═══ DATA EXCERPTS

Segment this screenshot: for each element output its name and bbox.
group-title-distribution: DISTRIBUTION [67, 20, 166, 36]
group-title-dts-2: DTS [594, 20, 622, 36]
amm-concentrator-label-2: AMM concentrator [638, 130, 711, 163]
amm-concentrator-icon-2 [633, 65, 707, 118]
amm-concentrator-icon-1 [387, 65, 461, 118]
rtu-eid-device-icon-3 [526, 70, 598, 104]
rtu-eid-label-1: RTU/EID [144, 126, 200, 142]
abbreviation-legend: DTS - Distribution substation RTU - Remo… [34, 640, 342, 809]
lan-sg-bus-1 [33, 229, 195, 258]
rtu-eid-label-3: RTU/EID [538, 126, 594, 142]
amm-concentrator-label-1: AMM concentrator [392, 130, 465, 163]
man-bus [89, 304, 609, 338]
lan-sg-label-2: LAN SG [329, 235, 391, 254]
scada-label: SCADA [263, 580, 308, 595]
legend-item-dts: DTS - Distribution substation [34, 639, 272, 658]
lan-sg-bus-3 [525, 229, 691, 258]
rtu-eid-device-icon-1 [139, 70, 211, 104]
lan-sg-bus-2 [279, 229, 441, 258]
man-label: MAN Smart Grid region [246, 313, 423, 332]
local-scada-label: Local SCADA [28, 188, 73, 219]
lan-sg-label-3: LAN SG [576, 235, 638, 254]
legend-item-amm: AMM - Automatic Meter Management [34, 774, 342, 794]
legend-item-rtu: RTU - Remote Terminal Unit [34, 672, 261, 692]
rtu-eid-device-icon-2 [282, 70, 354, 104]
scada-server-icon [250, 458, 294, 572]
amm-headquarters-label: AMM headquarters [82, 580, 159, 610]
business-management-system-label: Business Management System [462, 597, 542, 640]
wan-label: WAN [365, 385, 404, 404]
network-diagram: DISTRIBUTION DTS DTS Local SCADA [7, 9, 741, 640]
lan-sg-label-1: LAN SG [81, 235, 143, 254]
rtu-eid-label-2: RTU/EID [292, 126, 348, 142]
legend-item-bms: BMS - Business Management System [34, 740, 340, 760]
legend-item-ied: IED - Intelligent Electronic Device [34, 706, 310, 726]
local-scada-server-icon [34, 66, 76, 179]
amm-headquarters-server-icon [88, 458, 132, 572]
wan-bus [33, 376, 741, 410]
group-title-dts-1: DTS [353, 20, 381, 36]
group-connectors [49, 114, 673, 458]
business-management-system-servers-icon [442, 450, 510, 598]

══════

__GIVEN INSTRUCTION__: Set down every line of the records above again, word for word and in the same order.

__ANSWER TO THE PROBLEM__:
Segment this screenshot: for each element output its name and bbox.
group-title-distribution: DISTRIBUTION [67, 20, 166, 36]
group-title-dts-2: DTS [594, 20, 622, 36]
amm-concentrator-label-2: AMM concentrator [638, 130, 711, 163]
amm-concentrator-icon-2 [633, 65, 707, 118]
amm-concentrator-icon-1 [387, 65, 461, 118]
rtu-eid-device-icon-3 [526, 70, 598, 104]
rtu-eid-label-1: RTU/EID [144, 126, 200, 142]
abbreviation-legend: DTS - Distribution substation RTU - Remo… [34, 640, 342, 809]
lan-sg-bus-1 [33, 229, 195, 258]
rtu-eid-label-3: RTU/EID [538, 126, 594, 142]
amm-concentrator-label-1: AMM concentrator [392, 130, 465, 163]
man-bus [89, 304, 609, 338]
lan-sg-label-2: LAN SG [329, 235, 391, 254]
scada-label: SCADA [263, 580, 308, 595]
legend-item-dts: DTS - Distribution substation [34, 639, 272, 658]
lan-sg-bus-3 [525, 229, 691, 258]
rtu-eid-device-icon-1 [139, 70, 211, 104]
lan-sg-bus-2 [279, 229, 441, 258]
man-label: MAN Smart Grid region [246, 313, 423, 332]
local-scada-label: Local SCADA [28, 188, 73, 219]
lan-sg-label-3: LAN SG [576, 235, 638, 254]
legend-item-amm: AMM - Automatic Meter Management [34, 774, 342, 794]
legend-item-rtu: RTU - Remote Terminal Unit [34, 672, 261, 692]
rtu-eid-device-icon-2 [282, 70, 354, 104]
scada-server-icon [250, 458, 294, 572]
amm-headquarters-label: AMM headquarters [82, 580, 159, 610]
business-management-system-label: Business Management System [462, 597, 542, 640]
wan-label: WAN [365, 385, 404, 404]
network-diagram: DISTRIBUTION DTS DTS Local SCADA [7, 9, 741, 640]
lan-sg-label-1: LAN SG [81, 235, 143, 254]
rtu-eid-label-2: RTU/EID [292, 126, 348, 142]
legend-item-bms: BMS - Business Management System [34, 740, 340, 760]
legend-item-ied: IED - Intelligent Electronic Device [34, 706, 310, 726]
local-scada-server-icon [34, 66, 76, 179]
amm-headquarters-server-icon [88, 458, 132, 572]
wan-bus [33, 376, 741, 410]
group-title-dts-1: DTS [353, 20, 381, 36]
group-connectors [49, 114, 673, 458]
business-management-system-servers-icon [442, 450, 510, 598]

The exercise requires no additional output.